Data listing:

= = = =

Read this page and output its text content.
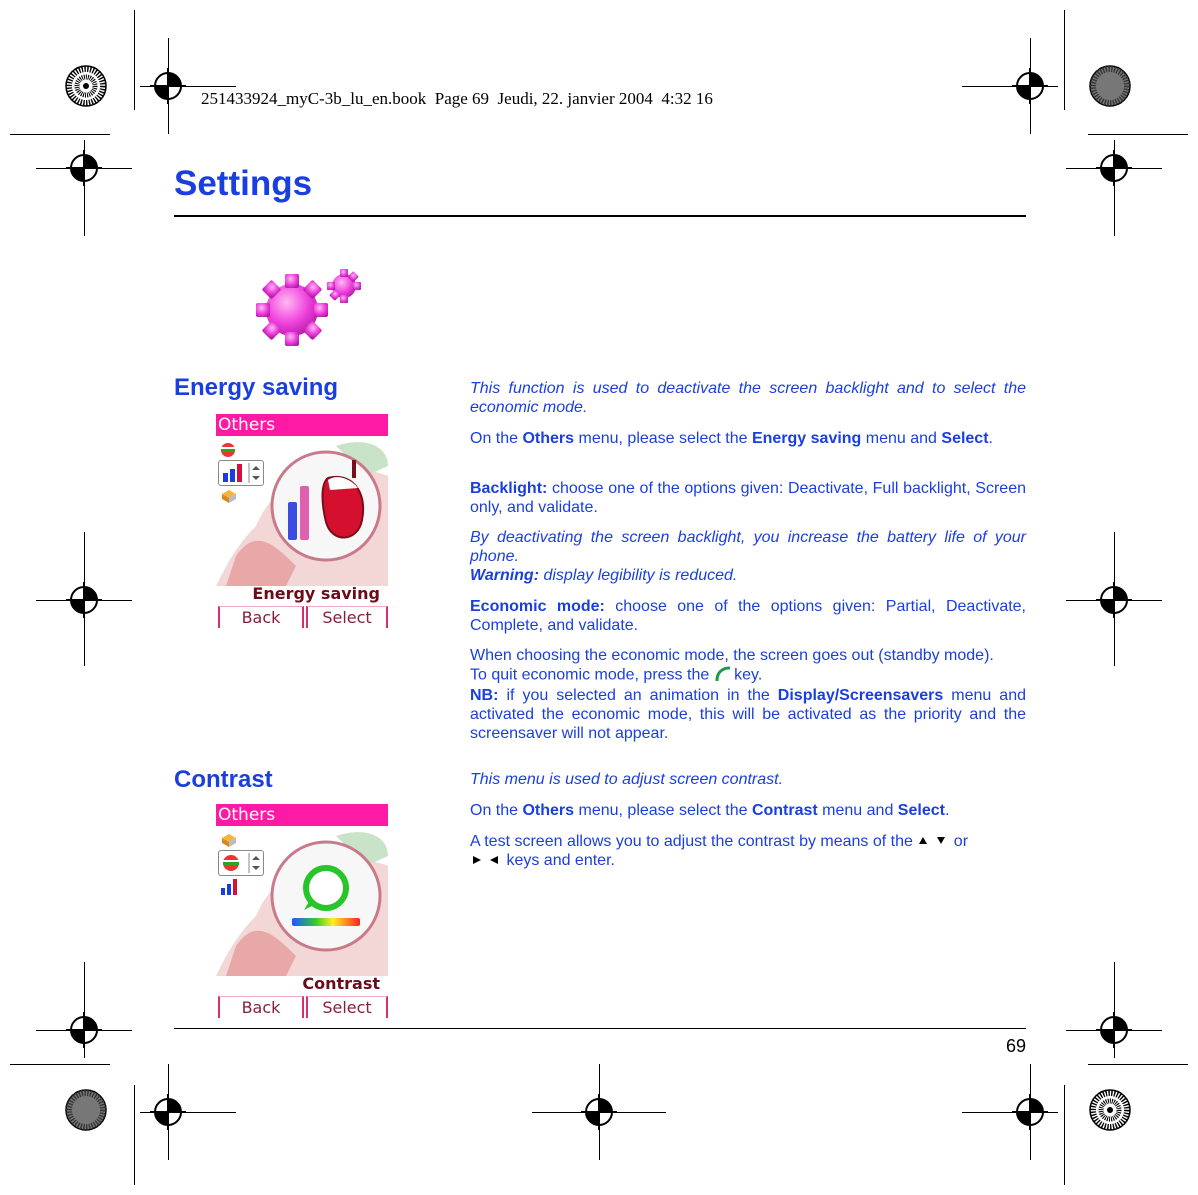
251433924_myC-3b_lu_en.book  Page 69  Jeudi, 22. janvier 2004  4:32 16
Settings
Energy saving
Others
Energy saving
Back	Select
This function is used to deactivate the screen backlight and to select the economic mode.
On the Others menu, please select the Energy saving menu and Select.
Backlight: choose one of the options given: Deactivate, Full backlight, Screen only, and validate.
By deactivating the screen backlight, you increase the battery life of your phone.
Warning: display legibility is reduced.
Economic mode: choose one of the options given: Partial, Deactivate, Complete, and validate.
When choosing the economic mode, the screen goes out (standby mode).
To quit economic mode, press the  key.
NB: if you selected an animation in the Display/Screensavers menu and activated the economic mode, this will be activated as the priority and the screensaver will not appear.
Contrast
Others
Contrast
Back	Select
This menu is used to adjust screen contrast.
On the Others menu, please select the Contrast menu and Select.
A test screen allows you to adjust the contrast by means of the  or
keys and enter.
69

= = = =

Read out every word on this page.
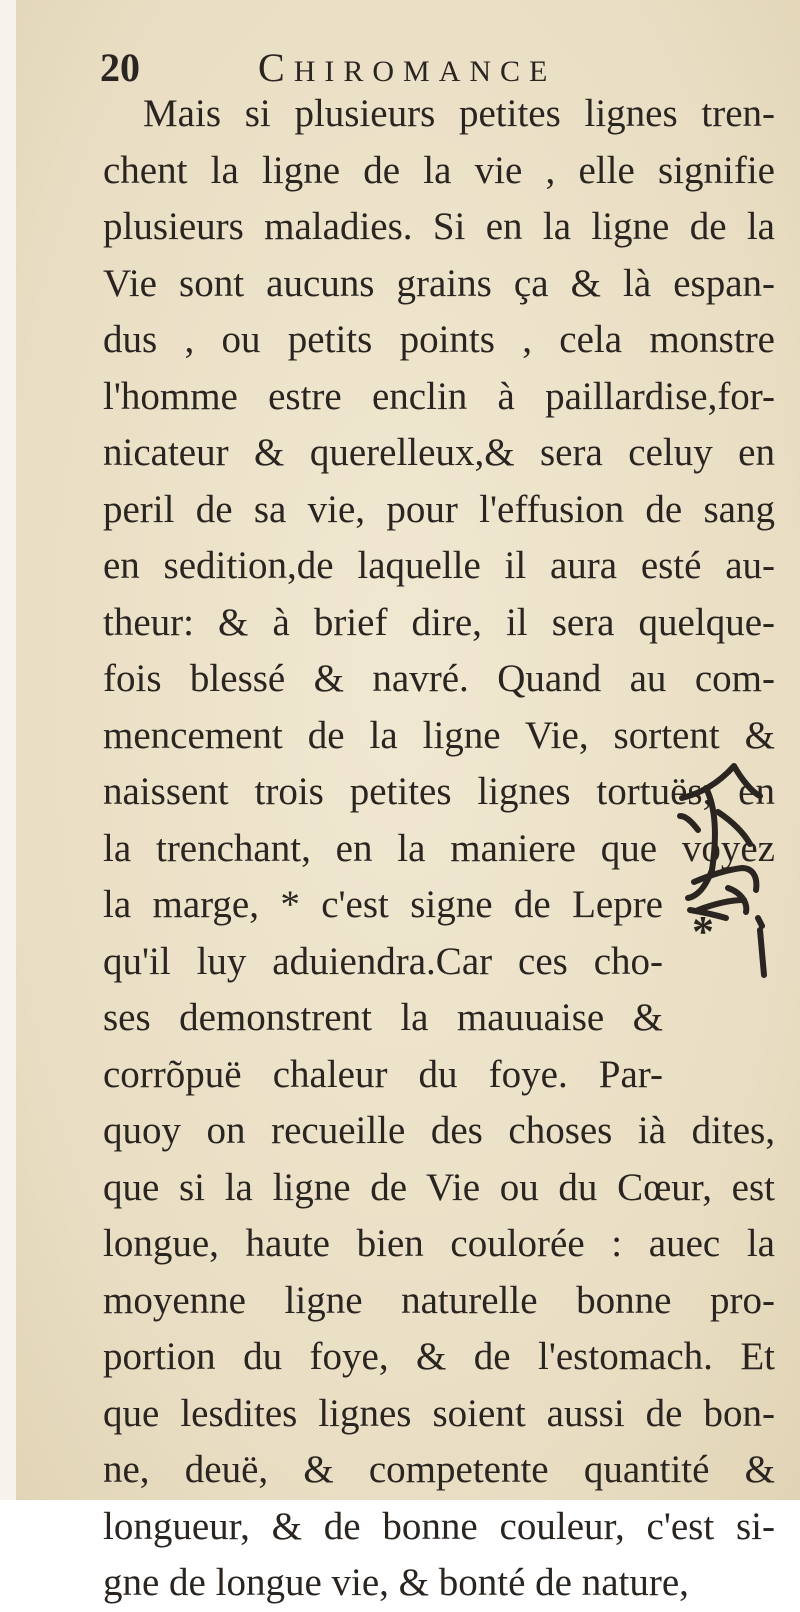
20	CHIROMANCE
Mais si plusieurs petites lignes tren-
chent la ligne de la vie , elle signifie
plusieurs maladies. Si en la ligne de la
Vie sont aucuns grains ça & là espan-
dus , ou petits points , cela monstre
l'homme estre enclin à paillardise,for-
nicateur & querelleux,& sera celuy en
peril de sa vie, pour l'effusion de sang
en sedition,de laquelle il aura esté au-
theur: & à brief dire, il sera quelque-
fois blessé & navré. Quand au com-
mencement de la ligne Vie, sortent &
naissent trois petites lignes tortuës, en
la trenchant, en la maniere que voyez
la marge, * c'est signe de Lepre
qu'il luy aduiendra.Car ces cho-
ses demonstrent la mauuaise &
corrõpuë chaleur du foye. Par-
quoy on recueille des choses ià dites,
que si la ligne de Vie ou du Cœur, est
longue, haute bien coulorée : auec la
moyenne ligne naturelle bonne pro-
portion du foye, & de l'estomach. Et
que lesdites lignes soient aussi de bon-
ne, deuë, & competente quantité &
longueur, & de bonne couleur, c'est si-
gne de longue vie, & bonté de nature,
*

= = = =

** WHAT IS ASKED **
Return each line of the data that contains the string "Others".

** RESPONSE FOR THIS EXERCISE **
Others
On the Others menu, please select the Energy saving menu and Select.
Others
On the Others menu, please select the Contrast menu and Select.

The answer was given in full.